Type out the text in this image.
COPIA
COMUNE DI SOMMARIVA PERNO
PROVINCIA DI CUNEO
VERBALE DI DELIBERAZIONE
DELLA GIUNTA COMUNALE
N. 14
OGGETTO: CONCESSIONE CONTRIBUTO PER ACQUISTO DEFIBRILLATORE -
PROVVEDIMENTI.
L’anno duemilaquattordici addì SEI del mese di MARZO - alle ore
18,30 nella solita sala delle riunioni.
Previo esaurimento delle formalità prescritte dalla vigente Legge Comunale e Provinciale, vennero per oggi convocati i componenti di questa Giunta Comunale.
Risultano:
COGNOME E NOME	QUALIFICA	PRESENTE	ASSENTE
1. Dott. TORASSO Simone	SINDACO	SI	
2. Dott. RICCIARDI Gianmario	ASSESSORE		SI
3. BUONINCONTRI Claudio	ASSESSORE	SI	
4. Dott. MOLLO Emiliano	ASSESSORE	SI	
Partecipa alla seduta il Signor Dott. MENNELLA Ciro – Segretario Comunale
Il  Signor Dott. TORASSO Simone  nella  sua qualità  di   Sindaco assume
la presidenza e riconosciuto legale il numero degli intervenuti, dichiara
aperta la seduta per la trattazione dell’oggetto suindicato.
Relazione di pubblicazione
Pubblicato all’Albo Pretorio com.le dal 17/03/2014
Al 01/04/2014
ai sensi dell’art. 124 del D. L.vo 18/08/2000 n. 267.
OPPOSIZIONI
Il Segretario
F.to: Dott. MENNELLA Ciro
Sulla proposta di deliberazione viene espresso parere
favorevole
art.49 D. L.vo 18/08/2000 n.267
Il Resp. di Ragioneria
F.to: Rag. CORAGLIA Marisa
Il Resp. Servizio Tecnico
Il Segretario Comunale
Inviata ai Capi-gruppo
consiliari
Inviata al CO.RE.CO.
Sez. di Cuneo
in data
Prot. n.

────

- Exercise description
Faithfully transcribe the whole of the data.

- Answer to this task
Type out the text in this image.
COPIA
COMUNE DI SOMMARIVA PERNO
PROVINCIA DI CUNEO
VERBALE DI DELIBERAZIONE
DELLA GIUNTA COMUNALE
N. 14
OGGETTO: CONCESSIONE CONTRIBUTO PER ACQUISTO DEFIBRILLATORE -
PROVVEDIMENTI.
L’anno duemilaquattordici addì SEI del mese di MARZO - alle ore
18,30 nella solita sala delle riunioni.
Previo esaurimento delle formalità prescritte dalla vigente Legge Comunale e Provinciale, vennero per oggi convocati i componenti di questa Giunta Comunale.
Risultano:
COGNOME E NOME	QUALIFICA	PRESENTE	ASSENTE
1. Dott. TORASSO Simone	SINDACO	SI	
2. Dott. RICCIARDI Gianmario	ASSESSORE		SI
3. BUONINCONTRI Claudio	ASSESSORE	SI	
4. Dott. MOLLO Emiliano	ASSESSORE	SI	
Partecipa alla seduta il Signor Dott. MENNELLA Ciro – Segretario Comunale
Il  Signor Dott. TORASSO Simone  nella  sua qualità  di   Sindaco assume
la presidenza e riconosciuto legale il numero degli intervenuti, dichiara
aperta la seduta per la trattazione dell’oggetto suindicato.
Relazione di pubblicazione
Pubblicato all’Albo Pretorio com.le dal 17/03/2014
Al 01/04/2014
ai sensi dell’art. 124 del D. L.vo 18/08/2000 n. 267.
OPPOSIZIONI
Il Segretario
F.to: Dott. MENNELLA Ciro
Sulla proposta di deliberazione viene espresso parere
favorevole
art.49 D. L.vo 18/08/2000 n.267
Il Resp. di Ragioneria
F.to: Rag. CORAGLIA Marisa
Il Resp. Servizio Tecnico
Il Segretario Comunale
Inviata ai Capi-gruppo
consiliari
Inviata al CO.RE.CO.
Sez. di Cuneo
in data
Prot. n.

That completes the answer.